PROBLEM DESCRIPTION:
In the data, extract each line that holds the string "this".

MATERIAL:
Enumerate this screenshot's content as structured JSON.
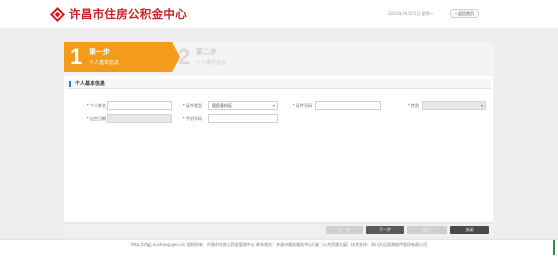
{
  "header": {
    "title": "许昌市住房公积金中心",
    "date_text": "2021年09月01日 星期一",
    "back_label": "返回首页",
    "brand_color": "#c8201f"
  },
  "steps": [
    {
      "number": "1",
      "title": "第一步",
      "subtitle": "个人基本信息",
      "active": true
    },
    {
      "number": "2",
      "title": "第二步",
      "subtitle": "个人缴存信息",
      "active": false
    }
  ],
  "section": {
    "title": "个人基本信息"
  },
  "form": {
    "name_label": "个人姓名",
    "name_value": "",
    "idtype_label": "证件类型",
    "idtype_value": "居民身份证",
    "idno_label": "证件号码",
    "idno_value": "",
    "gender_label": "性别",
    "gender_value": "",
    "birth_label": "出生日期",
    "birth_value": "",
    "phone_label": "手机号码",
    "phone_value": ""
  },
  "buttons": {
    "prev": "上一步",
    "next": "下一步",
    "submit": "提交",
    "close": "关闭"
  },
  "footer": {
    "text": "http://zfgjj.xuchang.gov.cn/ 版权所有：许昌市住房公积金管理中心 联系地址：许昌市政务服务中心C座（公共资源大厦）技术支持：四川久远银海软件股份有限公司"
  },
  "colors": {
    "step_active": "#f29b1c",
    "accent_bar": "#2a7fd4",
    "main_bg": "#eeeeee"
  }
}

* * *

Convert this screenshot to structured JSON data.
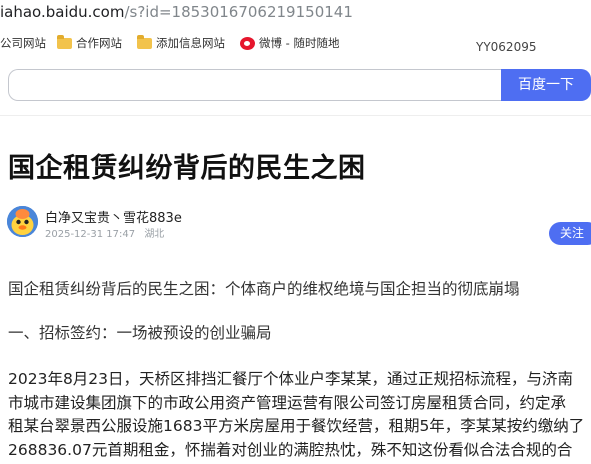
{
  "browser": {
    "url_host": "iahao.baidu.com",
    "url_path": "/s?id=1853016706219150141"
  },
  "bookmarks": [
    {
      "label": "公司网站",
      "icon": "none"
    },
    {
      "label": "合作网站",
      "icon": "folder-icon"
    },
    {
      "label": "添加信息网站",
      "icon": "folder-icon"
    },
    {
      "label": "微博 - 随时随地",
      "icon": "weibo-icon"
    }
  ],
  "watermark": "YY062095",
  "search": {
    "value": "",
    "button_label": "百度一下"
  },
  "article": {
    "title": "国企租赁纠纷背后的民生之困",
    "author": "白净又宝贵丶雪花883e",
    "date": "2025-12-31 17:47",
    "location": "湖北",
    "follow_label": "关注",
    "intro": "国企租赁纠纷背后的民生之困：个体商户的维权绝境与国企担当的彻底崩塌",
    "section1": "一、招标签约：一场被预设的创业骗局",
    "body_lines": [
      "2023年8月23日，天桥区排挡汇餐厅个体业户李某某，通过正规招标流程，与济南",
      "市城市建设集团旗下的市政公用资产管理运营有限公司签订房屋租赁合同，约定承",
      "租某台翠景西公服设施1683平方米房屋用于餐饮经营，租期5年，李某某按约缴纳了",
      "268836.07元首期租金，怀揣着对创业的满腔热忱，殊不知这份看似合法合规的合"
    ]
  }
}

THE SOLUTION:
Enumerate this screenshot's content as structured JSON.
Convert this screenshot to structured JSON data.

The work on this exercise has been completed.